*PROBLEM TO WORK ON*.
Check each line of the data for "Temperatur" and select those that have it.

*EXTRACTED RECORDS*.
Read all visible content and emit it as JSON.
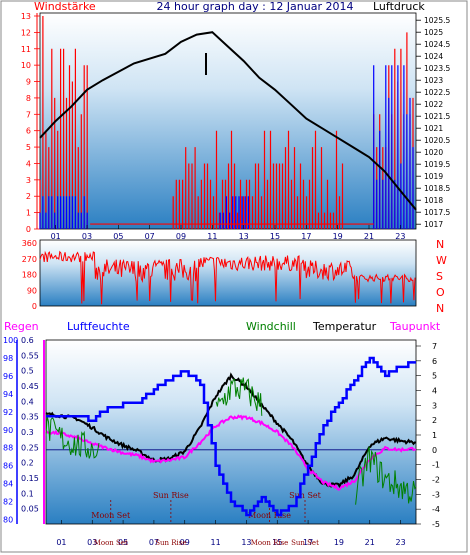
{
  "chart_data": [
    {
      "type": "line",
      "title": "24 hour graph day : 12 Januar 2014",
      "left_label": "Windstärke",
      "right_label": "Luftdruck",
      "x_ticks": [
        "01",
        "03",
        "05",
        "07",
        "09",
        "11",
        "13",
        "15",
        "17",
        "19",
        "21",
        "23"
      ],
      "left_axis": {
        "ticks": [
          0,
          1,
          2,
          3,
          4,
          5,
          6,
          7,
          8,
          9,
          10,
          11,
          12,
          13
        ],
        "range": [
          0,
          13
        ]
      },
      "right_axis": {
        "ticks": [
          1017,
          1017.5,
          1018,
          1018.5,
          1019,
          1019.5,
          1020,
          1020.5,
          1021,
          1021.5,
          1022,
          1022.5,
          1023,
          1023.5,
          1024,
          1024.5,
          1025,
          1025.5
        ],
        "range": [
          1016.8,
          1025.8
        ]
      },
      "series": [
        {
          "name": "Luftdruck",
          "color": "#000000",
          "x": [
            0,
            1,
            2,
            3,
            4,
            6,
            8,
            9,
            10,
            11,
            12,
            13,
            14,
            15,
            16,
            17,
            18,
            19,
            20,
            21,
            22,
            23,
            24
          ],
          "y": [
            1020.6,
            1021.3,
            1021.9,
            1022.6,
            1023.0,
            1023.7,
            1024.1,
            1024.6,
            1024.9,
            1025.0,
            1024.4,
            1023.8,
            1023.1,
            1022.6,
            1022.0,
            1021.4,
            1021.0,
            1020.6,
            1020.2,
            1019.8,
            1019.2,
            1018.4,
            1017.6
          ]
        }
      ]
    },
    {
      "type": "line",
      "left_axis": {
        "ticks": [
          0,
          90,
          180,
          270,
          360
        ],
        "range": [
          0,
          360
        ]
      },
      "right_labels": [
        "N",
        "W",
        "S",
        "O",
        "N"
      ]
    },
    {
      "type": "line",
      "labels": {
        "regen": "Regen",
        "luftfeuchte": "Luftfeuchte",
        "windchill": "Windchill",
        "temperatur": "Temperatur",
        "taupunkt": "Taupunkt"
      },
      "regen_axis": {
        "ticks": [
          0.05,
          0.1,
          0.15,
          0.2,
          0.25,
          0.3,
          0.35,
          0.4,
          0.45,
          0.5,
          0.55,
          0.6
        ],
        "range": [
          0,
          0.6
        ]
      },
      "humidity_axis": {
        "ticks": [
          80,
          82,
          84,
          86,
          88,
          90,
          92,
          94,
          96,
          98,
          100
        ],
        "range": [
          79.5,
          100
        ]
      },
      "temp_axis": {
        "ticks": [
          -5,
          -4,
          -3,
          -2,
          -1,
          0,
          1,
          2,
          3,
          4,
          5,
          6,
          7
        ],
        "range": [
          -5,
          7
        ]
      },
      "x_ticks": [
        "01",
        "03",
        "05",
        "07",
        "09",
        "11",
        "13",
        "15",
        "17",
        "19",
        "21",
        "23"
      ],
      "events": [
        {
          "label": "Moon Set",
          "x": 4.2
        },
        {
          "label": "Sun Rise",
          "x": 8.1
        },
        {
          "label": "Moon Rise",
          "x": 14.5
        },
        {
          "label": "Sun Set",
          "x": 16.8
        }
      ],
      "series": [
        {
          "name": "Temperatur",
          "color": "#000000",
          "x": [
            0,
            1,
            2,
            3,
            4,
            5,
            6,
            7,
            8,
            9,
            10,
            11,
            12,
            13,
            14,
            15,
            16,
            17,
            18,
            19,
            20,
            21,
            22,
            23,
            24
          ],
          "y": [
            2.4,
            2.3,
            2.1,
            1.5,
            0.8,
            0.3,
            -0.1,
            -0.7,
            -0.6,
            -0.1,
            1.5,
            3.6,
            5.0,
            4.3,
            3.0,
            1.8,
            0.6,
            -1.1,
            -2.3,
            -2.4,
            -1.7,
            0.3,
            0.8,
            0.6,
            0.5
          ]
        },
        {
          "name": "Taupunkt",
          "color": "#ff00ff",
          "x": [
            0,
            1,
            2,
            3,
            4,
            5,
            6,
            7,
            8,
            9,
            10,
            11,
            12,
            13,
            14,
            15,
            16,
            17,
            18,
            19,
            20,
            21,
            22,
            23,
            24
          ],
          "y": [
            1.2,
            1.1,
            0.8,
            0.4,
            0.1,
            -0.2,
            -0.4,
            -0.8,
            -0.7,
            -0.5,
            0.5,
            1.6,
            2.2,
            2.2,
            1.8,
            1.2,
            0.2,
            -1.3,
            -2.2,
            -2.6,
            -2.1,
            -0.6,
            0.1,
            0.0,
            0.1
          ]
        },
        {
          "name": "Windchill",
          "color": "#008000",
          "x": [
            0,
            1,
            2,
            3,
            3.5,
            11,
            12,
            13,
            14,
            20,
            21,
            22,
            23,
            24
          ],
          "y": [
            1.5,
            0.8,
            0.3,
            0.1,
            -0.2,
            2.5,
            4.2,
            4.0,
            3.0,
            -3.2,
            -0.5,
            -2.0,
            -2.5,
            -3.0
          ]
        },
        {
          "name": "Luftfeuchte",
          "color": "#0000ff",
          "x": [
            0,
            2,
            3,
            4,
            6,
            7,
            8,
            9,
            10,
            11,
            12,
            13,
            14,
            15,
            16,
            17,
            18,
            19,
            20,
            21,
            22,
            23,
            24
          ],
          "y": [
            91.5,
            91.5,
            91.0,
            92.5,
            93.0,
            94.5,
            95.5,
            96.5,
            95.0,
            86.0,
            82.0,
            80.5,
            82.5,
            80.5,
            81.5,
            86.0,
            90.5,
            93.0,
            95.5,
            98.0,
            96.0,
            97.0,
            97.5
          ]
        }
      ]
    }
  ]
}
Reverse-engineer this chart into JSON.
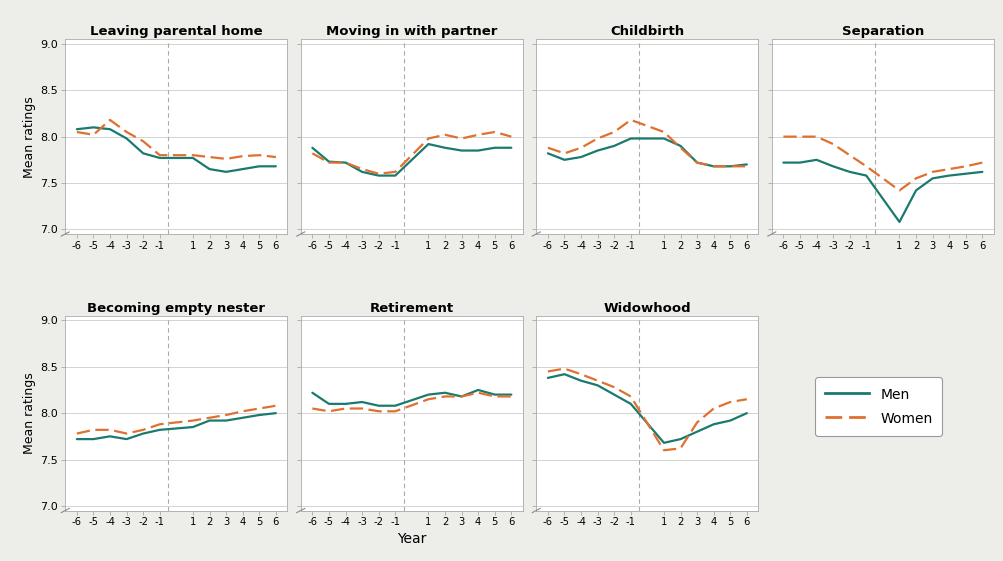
{
  "x_ticks": [
    -6,
    -5,
    -4,
    -3,
    -2,
    -1,
    1,
    2,
    3,
    4,
    5,
    6
  ],
  "x_values": [
    -6,
    -5,
    -4,
    -3,
    -2,
    -1,
    1,
    2,
    3,
    4,
    5,
    6
  ],
  "panels": [
    {
      "title": "Leaving parental home",
      "men": [
        8.08,
        8.1,
        8.08,
        7.98,
        7.82,
        7.77,
        7.77,
        7.65,
        7.62,
        7.65,
        7.68,
        7.68
      ],
      "women": [
        8.05,
        8.02,
        8.18,
        8.05,
        7.95,
        7.8,
        7.8,
        7.78,
        7.76,
        7.79,
        7.8,
        7.78
      ]
    },
    {
      "title": "Moving in with partner",
      "men": [
        7.88,
        7.73,
        7.72,
        7.62,
        7.58,
        7.58,
        7.92,
        7.88,
        7.85,
        7.85,
        7.88,
        7.88
      ],
      "women": [
        7.82,
        7.72,
        7.72,
        7.65,
        7.6,
        7.62,
        7.98,
        8.02,
        7.98,
        8.02,
        8.05,
        8.0
      ]
    },
    {
      "title": "Childbirth",
      "men": [
        7.82,
        7.75,
        7.78,
        7.85,
        7.9,
        7.98,
        7.98,
        7.9,
        7.72,
        7.68,
        7.68,
        7.7
      ],
      "women": [
        7.88,
        7.82,
        7.88,
        7.98,
        8.05,
        8.18,
        8.05,
        7.88,
        7.72,
        7.68,
        7.68,
        7.68
      ]
    },
    {
      "title": "Separation",
      "men": [
        7.72,
        7.72,
        7.75,
        7.68,
        7.62,
        7.58,
        7.08,
        7.42,
        7.55,
        7.58,
        7.6,
        7.62
      ],
      "women": [
        8.0,
        8.0,
        8.0,
        7.92,
        7.8,
        7.68,
        7.42,
        7.55,
        7.62,
        7.65,
        7.68,
        7.72
      ]
    },
    {
      "title": "Becoming empty nester",
      "men": [
        7.72,
        7.72,
        7.75,
        7.72,
        7.78,
        7.82,
        7.85,
        7.92,
        7.92,
        7.95,
        7.98,
        8.0
      ],
      "women": [
        7.78,
        7.82,
        7.82,
        7.78,
        7.82,
        7.88,
        7.92,
        7.95,
        7.98,
        8.02,
        8.05,
        8.08
      ]
    },
    {
      "title": "Retirement",
      "men": [
        8.22,
        8.1,
        8.1,
        8.12,
        8.08,
        8.08,
        8.2,
        8.22,
        8.18,
        8.25,
        8.2,
        8.2
      ],
      "women": [
        8.05,
        8.02,
        8.05,
        8.05,
        8.02,
        8.02,
        8.15,
        8.18,
        8.18,
        8.22,
        8.18,
        8.18
      ]
    },
    {
      "title": "Widowhood",
      "men": [
        8.38,
        8.42,
        8.35,
        8.3,
        8.2,
        8.1,
        7.68,
        7.72,
        7.8,
        7.88,
        7.92,
        8.0
      ],
      "women": [
        8.45,
        8.48,
        8.42,
        8.35,
        8.28,
        8.18,
        7.6,
        7.62,
        7.9,
        8.05,
        8.12,
        8.15
      ]
    }
  ],
  "men_color": "#1a7a6e",
  "women_color": "#e07030",
  "ylim": [
    6.95,
    9.05
  ],
  "yticks": [
    7.0,
    7.5,
    8.0,
    8.5,
    9.0
  ],
  "ytick_labels": [
    "7.0",
    "7.5",
    "8.0",
    "8.5",
    "9.0"
  ],
  "ylabel": "Mean ratings",
  "xlabel": "Year",
  "bg_color": "#ededea",
  "plot_bg": "#ffffff",
  "grid_color": "#cccccc",
  "spine_color": "#aaaaaa",
  "vline_color": "#aaaaaa"
}
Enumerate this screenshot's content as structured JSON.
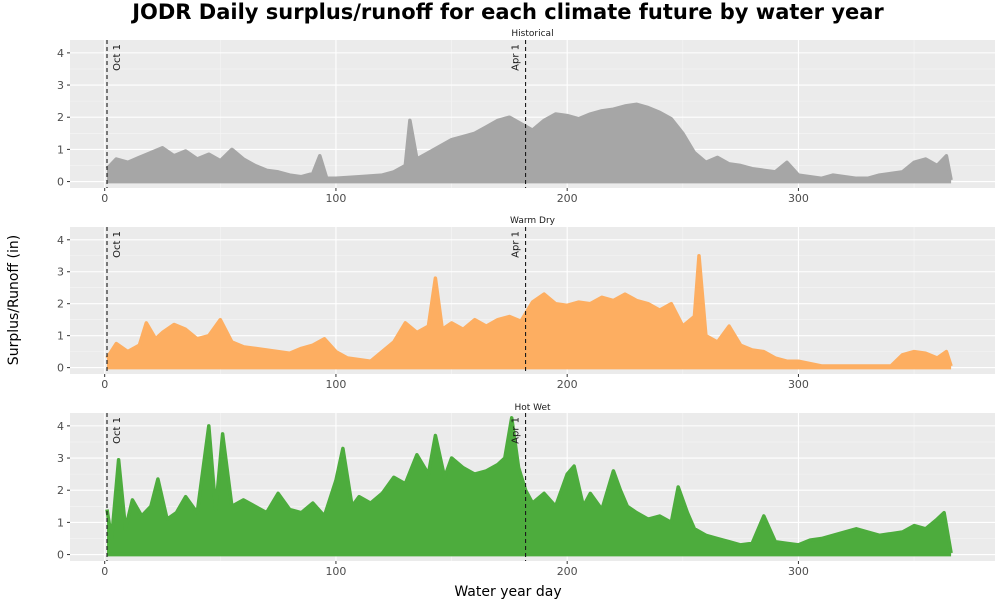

*OUTPUT*.
        "temperatur": "Temperatur",
          "name": "Temperatur",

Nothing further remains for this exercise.